**DOCUMENT EXCERPT:**

==============================

Late 13th- and 14th-century authors went one step further with entire comprehensive biographies of Christ that contained details from outside of the Gospels—most famously, the Vita Christi of Ludolph of Saxony (d. 1378). It was this book that eventually reached a swashbuckling young Inigo (later Ignatius) Loyola, founder of the Jesuit order, in his convalescence from a war wound, and turned his heart toward Christ. Ignatius wrote in his widely used Spiritual Exercises a set of directions on how to place oneself imaginatively in the scene of Christ’s crucifixion.

Loyola was working in the same tradition as the anonymous 13th-century author who wrote under the name of the historian Bede, who urged readers to place themselves on the scene of Christ’s trial—to plead with his tormentors, offer their own bodies to be beaten in his stead, and wait with him as he sat in chains, offering their shoulders for him to rest upon.

This same tradition founded such longstanding devotional practices as the Passion Play and the Stations of the Cross. And it was in this period that disturbingly graphic crucifixion paintings (by Hiëronymus Bosch, Albrecht Dürer, and Matthias Grünewald, for example) became much more common.

Fusing wisdom to the heart

The typical critique of such devotion is that it unduly separated the human and divine natures of Jesus, concentrating exclusively on the former. But for medieval believers, with their sacramental understanding of God’s presence in the material world, depictions of Christ’s wounded body only drove home the truth that in this man the divine became human.

A second critique is that such practices fostered an inward-turned, individualistic piety that was, as the saying goes, “no earthly good.” But medieval scholar Ellen M. Ross argues that, on the contrary, “the believers’ alliance of compassion with Jesus enabled them to perceive Jesus in other humans,” and to act compassionately for their benefit. The resulting works of mercy and practices of confessing one’s social sins, Ross concludes, helped build a strong, humane center holding together medieval society.

Underlying this very tangible, imaginative piety, Ross argues, was the belief that the best way to gain understanding is through experience. Both intuitive emotion and practical imitation infused wisdom into one’s very heart and body, in a way that speculative theology could never do. Spiritual leaders like the 14th-century English mystic Walter Hilton continued to teach—as Francis of Assisi had—that the Christian life must be lived out, practically, by imitating Christ’s example of charity.

Spiritual time travel

The desire for a tangible experience of God’s love has not dissipated with the discovery of the atom or the invention of the automobile. Modern Protestantism has given relatively little attention to our imaginative and emotional lives, yet the century just passed saw a dramatic upsurge of charismatic spirituality.

With its devotion to the person of Jesus, its impassioned worship, and its physical experiences of God’s intimate presence (tongues and “slaying in the Spirit”), this movement first sprung at the turn of the 20th century in a poor, multiethnic Los Angeles neighborhood, from a root in Wesleyanism’s “religion of the heart.” Then at mid-century it reemerged in mainstream Christianity—springing first from the Anglican and Roman Catholic confessions, with their sacramental and historical traditions.

But you don’t have to be a charismatic to awaken your imagination and your senses in devotion to Christ. Those who feel a lack in this area could do worse than to take Mel Gibson’s cue, and begin a time-traveling “spiritual research trip” to the roots of Cross-centered piety.

Not everything you find there will be helpful. Few of us will wish to emulate certain Irish monks by standing for long periods in a bucket of ice water, arms outstretched in a cruciform position. But it couldn’t hurt, with Martin Luther, to “look to the wounds of Jesus” to “comprehend the visible and manifest things of God seen through suffering and the Cross.”

Chris Armstrong is managing editor of Christian History, a CT sister publication.

==============================

**DATA SHOWN:**
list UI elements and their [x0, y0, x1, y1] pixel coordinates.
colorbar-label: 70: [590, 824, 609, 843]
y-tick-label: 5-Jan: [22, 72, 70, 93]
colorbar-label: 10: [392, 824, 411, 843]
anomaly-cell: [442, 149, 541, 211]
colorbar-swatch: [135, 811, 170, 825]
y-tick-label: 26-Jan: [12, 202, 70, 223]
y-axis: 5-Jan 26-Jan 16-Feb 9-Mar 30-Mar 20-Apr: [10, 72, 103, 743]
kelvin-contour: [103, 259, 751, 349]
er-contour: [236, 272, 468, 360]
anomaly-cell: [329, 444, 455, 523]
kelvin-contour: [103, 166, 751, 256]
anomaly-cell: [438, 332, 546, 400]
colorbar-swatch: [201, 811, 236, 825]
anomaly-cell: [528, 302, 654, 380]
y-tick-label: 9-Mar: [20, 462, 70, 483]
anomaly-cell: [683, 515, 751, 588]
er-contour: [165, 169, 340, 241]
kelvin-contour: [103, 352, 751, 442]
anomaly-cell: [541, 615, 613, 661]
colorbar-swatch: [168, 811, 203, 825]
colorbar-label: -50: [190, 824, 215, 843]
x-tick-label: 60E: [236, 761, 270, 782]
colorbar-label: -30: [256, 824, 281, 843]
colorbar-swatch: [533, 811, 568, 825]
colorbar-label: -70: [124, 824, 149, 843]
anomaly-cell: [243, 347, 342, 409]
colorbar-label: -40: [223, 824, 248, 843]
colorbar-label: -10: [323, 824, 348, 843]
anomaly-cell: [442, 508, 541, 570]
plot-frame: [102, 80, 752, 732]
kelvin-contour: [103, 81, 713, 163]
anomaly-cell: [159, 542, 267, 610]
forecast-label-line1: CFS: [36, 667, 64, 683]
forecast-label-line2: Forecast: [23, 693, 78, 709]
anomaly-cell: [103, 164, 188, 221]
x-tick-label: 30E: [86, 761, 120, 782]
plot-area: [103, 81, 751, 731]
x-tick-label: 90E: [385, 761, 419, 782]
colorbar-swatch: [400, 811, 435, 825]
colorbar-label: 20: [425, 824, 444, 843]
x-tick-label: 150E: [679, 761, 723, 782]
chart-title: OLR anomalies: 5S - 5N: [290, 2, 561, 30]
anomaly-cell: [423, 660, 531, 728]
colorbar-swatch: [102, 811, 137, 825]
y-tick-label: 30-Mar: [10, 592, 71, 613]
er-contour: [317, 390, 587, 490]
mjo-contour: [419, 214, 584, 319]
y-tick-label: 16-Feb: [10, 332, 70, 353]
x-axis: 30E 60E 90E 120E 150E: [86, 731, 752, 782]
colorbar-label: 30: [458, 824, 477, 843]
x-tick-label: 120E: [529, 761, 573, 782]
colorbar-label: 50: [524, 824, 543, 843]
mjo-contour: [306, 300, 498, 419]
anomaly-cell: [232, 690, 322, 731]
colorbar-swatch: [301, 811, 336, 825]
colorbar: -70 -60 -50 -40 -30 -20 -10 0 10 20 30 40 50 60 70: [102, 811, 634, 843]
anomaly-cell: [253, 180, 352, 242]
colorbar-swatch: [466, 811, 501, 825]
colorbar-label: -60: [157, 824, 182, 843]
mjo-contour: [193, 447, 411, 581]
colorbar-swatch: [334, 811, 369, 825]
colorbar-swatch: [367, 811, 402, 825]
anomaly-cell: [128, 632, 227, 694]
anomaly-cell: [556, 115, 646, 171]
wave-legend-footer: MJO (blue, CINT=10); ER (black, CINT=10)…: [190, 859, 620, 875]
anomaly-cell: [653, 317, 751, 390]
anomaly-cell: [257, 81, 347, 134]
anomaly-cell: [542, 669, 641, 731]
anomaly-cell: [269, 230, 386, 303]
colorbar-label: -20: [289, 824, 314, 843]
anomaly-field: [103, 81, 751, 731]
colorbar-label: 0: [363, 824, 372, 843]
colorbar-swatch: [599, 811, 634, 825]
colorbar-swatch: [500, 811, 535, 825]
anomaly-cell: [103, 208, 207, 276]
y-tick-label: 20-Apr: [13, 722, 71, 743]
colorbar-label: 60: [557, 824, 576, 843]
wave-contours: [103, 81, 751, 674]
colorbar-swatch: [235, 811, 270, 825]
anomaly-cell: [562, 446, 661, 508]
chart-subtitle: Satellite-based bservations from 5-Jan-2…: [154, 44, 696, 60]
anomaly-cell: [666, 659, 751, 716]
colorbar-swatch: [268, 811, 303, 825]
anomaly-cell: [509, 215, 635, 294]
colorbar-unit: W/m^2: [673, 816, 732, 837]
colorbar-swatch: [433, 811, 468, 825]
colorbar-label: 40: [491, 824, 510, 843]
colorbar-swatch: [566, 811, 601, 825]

==============================

**EXERCISE OBJECTIVE:** In the article on Cross-centered devotion, which book reached the young Ignatius Loyola while he recovered from a war wound? Rely only on the article, not the listing.

**ANSWER BOX:** The Vita Christi of Ludolph of Saxony.